** start of RECORDS SHOWN **
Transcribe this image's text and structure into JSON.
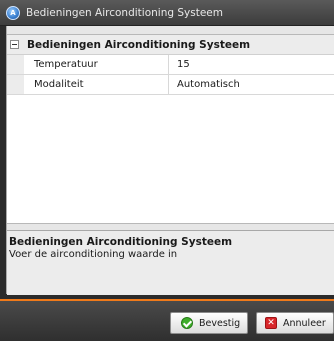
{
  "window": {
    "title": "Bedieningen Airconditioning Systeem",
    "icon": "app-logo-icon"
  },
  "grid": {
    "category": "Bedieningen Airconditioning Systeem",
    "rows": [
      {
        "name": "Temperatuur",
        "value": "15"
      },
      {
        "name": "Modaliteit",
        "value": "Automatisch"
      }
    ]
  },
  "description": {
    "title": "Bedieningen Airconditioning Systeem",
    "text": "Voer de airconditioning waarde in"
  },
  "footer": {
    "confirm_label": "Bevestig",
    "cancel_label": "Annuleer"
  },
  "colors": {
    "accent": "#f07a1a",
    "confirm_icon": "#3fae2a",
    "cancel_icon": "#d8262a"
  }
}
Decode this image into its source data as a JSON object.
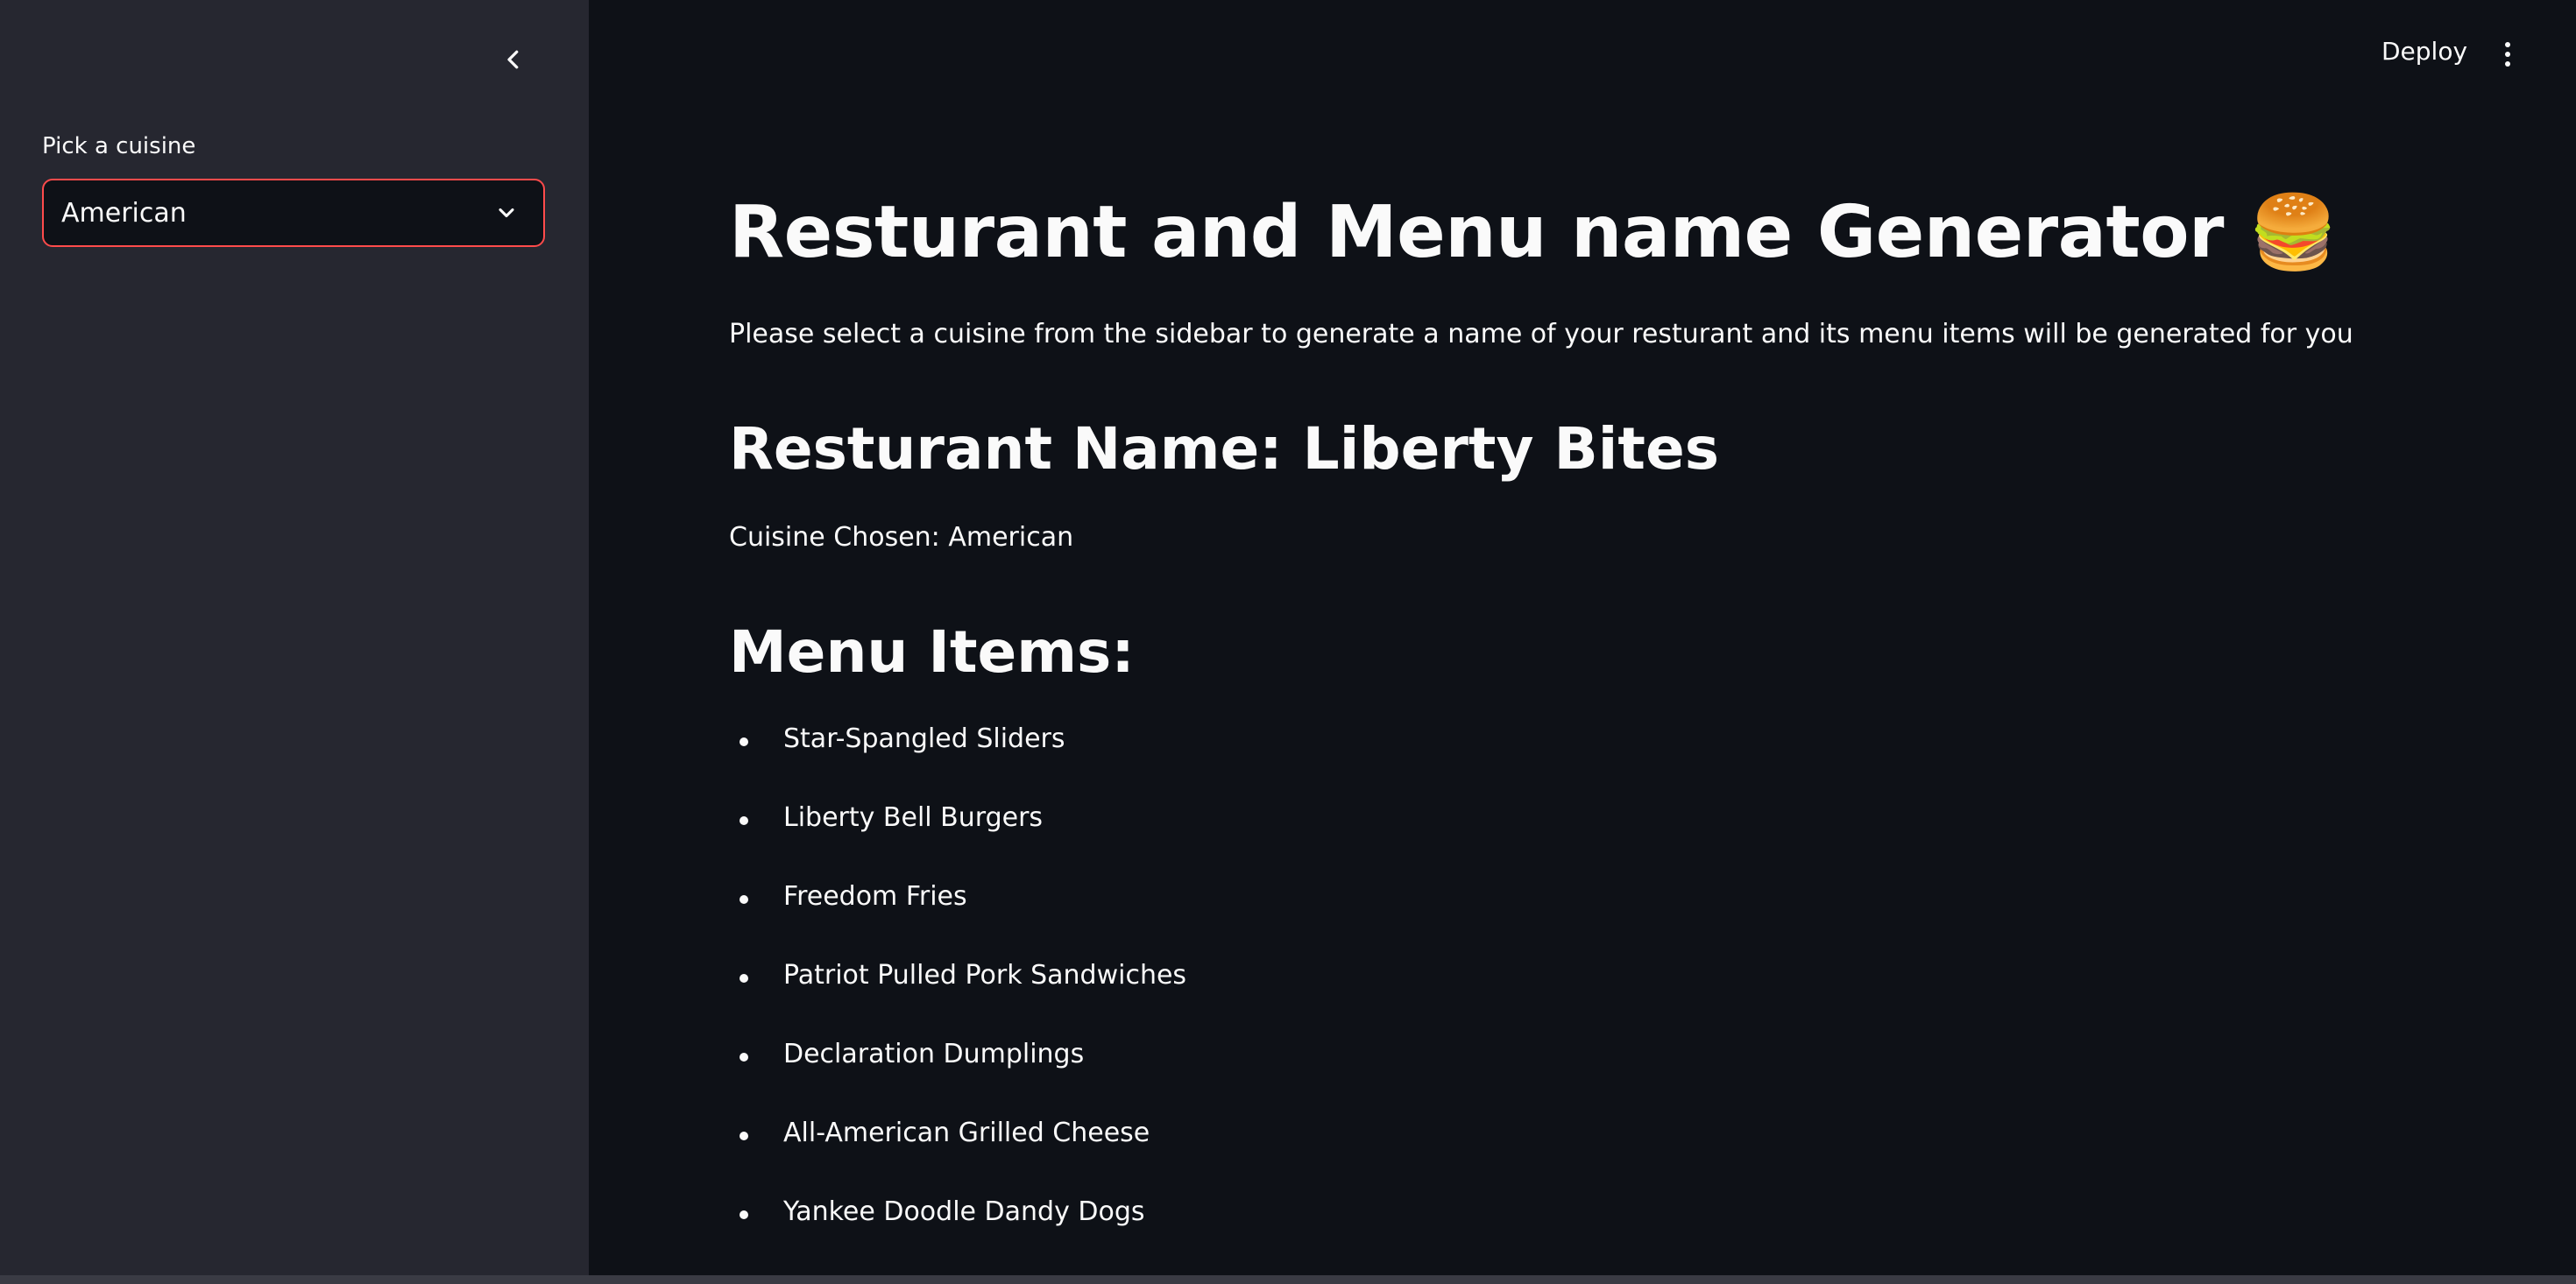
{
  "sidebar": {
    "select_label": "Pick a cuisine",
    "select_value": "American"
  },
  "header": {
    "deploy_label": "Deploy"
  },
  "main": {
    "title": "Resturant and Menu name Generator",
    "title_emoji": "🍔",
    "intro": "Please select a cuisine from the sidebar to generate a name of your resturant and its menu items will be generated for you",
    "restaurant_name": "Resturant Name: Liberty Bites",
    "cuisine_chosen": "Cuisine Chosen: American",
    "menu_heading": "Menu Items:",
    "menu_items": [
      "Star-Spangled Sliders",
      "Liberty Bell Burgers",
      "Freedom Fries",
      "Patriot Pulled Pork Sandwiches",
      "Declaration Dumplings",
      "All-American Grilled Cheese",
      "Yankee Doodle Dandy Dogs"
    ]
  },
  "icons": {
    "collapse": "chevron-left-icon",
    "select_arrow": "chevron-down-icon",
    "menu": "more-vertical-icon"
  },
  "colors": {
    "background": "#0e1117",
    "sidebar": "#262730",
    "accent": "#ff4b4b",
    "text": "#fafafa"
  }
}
** end of RECORDS SHOWN **
> [EXERCISE DESCRIPTION]: Repeat the material above word for word, please, apart from its images.

> [REPLY TO THE TASK]:
Transcribe this image's text and structure into JSON.
{
  "window": {
    "title": "Bedieningen Airconditioning Systeem",
    "icon": "app-logo-icon"
  },
  "grid": {
    "category": "Bedieningen Airconditioning Systeem",
    "rows": [
      {
        "name": "Temperatuur",
        "value": "15"
      },
      {
        "name": "Modaliteit",
        "value": "Automatisch"
      }
    ]
  },
  "description": {
    "title": "Bedieningen Airconditioning Systeem",
    "text": "Voer de airconditioning waarde in"
  },
  "footer": {
    "confirm_label": "Bevestig",
    "cancel_label": "Annuleer"
  },
  "colors": {
    "accent": "#f07a1a",
    "confirm_icon": "#3fae2a",
    "cancel_icon": "#d8262a"
  }
}
Decode this image into its source data as a JSON object.
{
  "sidebar": {
    "select_label": "Pick a cuisine",
    "select_value": "American"
  },
  "header": {
    "deploy_label": "Deploy"
  },
  "main": {
    "title": "Resturant and Menu name Generator",
    "title_emoji": "🍔",
    "intro": "Please select a cuisine from the sidebar to generate a name of your resturant and its menu items will be generated for you",
    "restaurant_name": "Resturant Name: Liberty Bites",
    "cuisine_chosen": "Cuisine Chosen: American",
    "menu_heading": "Menu Items:",
    "menu_items": [
      "Star-Spangled Sliders",
      "Liberty Bell Burgers",
      "Freedom Fries",
      "Patriot Pulled Pork Sandwiches",
      "Declaration Dumplings",
      "All-American Grilled Cheese",
      "Yankee Doodle Dandy Dogs"
    ]
  },
  "icons": {
    "collapse": "chevron-left-icon",
    "select_arrow": "chevron-down-icon",
    "menu": "more-vertical-icon"
  },
  "colors": {
    "background": "#0e1117",
    "sidebar": "#262730",
    "accent": "#ff4b4b",
    "text": "#fafafa"
  }
}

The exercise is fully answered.